— RECORDS FOR THE EXERCISE —
____________________

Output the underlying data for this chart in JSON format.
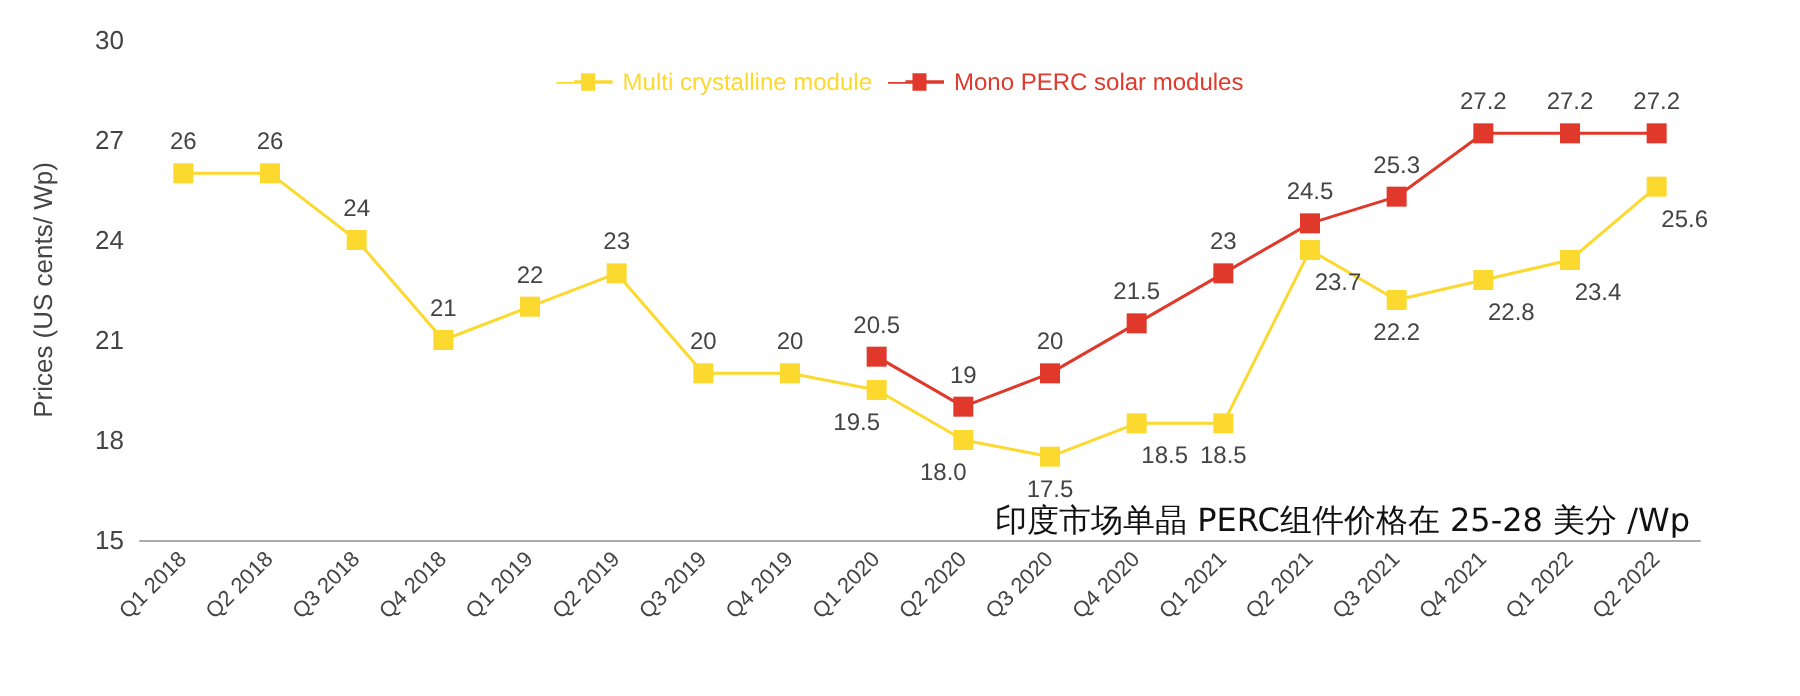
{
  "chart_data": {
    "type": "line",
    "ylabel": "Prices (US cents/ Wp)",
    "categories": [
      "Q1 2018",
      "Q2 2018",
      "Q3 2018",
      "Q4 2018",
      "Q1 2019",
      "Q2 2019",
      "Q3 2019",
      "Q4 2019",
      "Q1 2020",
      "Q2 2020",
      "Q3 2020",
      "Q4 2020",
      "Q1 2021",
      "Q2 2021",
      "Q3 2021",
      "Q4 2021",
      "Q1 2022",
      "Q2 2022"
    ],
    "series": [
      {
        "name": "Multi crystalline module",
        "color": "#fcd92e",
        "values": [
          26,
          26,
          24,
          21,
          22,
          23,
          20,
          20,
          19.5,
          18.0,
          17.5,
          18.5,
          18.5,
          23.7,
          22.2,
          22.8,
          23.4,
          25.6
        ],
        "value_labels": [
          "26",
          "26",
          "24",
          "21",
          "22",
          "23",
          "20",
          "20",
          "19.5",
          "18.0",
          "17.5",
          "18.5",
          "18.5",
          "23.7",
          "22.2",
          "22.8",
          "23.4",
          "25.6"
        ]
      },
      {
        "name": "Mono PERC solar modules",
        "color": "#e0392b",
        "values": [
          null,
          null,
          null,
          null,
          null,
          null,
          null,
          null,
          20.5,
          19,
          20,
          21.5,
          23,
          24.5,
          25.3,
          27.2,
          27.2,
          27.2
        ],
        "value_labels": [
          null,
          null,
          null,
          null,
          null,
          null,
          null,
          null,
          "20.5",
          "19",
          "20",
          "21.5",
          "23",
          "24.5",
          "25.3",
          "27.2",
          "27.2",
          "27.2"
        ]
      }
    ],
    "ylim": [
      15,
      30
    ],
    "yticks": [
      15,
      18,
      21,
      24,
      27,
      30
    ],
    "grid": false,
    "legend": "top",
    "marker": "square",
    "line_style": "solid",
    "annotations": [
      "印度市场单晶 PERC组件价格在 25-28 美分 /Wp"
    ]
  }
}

____________________

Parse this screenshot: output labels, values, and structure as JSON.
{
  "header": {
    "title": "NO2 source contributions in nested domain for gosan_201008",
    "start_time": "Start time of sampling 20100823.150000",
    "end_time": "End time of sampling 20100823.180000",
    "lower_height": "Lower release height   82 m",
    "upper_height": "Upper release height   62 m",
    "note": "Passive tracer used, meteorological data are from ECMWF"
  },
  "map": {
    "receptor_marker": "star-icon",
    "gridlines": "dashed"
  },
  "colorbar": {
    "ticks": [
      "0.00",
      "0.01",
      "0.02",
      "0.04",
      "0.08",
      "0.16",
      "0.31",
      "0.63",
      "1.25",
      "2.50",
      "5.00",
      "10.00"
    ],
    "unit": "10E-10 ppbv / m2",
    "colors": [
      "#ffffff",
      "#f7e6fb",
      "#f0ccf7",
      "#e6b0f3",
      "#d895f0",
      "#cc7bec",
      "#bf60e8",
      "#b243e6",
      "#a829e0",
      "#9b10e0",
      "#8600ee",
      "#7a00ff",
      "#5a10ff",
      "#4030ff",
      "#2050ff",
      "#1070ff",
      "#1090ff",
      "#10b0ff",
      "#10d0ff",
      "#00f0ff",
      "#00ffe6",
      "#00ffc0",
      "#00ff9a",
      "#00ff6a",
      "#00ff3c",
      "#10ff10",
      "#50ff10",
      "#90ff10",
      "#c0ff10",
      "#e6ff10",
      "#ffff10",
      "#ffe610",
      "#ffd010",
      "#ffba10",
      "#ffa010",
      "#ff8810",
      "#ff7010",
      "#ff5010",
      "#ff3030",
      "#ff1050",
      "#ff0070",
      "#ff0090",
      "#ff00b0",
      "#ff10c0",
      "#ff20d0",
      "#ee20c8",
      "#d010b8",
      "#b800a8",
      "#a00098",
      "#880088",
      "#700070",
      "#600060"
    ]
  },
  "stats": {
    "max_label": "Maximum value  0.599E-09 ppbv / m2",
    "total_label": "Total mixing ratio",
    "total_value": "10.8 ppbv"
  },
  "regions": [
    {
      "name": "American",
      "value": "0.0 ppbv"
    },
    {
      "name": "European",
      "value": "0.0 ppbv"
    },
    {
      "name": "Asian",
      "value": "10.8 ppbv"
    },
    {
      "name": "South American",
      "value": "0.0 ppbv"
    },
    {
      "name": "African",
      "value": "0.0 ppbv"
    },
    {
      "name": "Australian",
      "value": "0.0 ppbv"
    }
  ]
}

____________________

— YOUR INSTRUCTIONS —
Collect each line above holding the string "time".

— REPLY TO THE EXERCISE —
    "start_time": "Start time of sampling 20100823.150000",
    "end_time": "End time of sampling 20100823.180000",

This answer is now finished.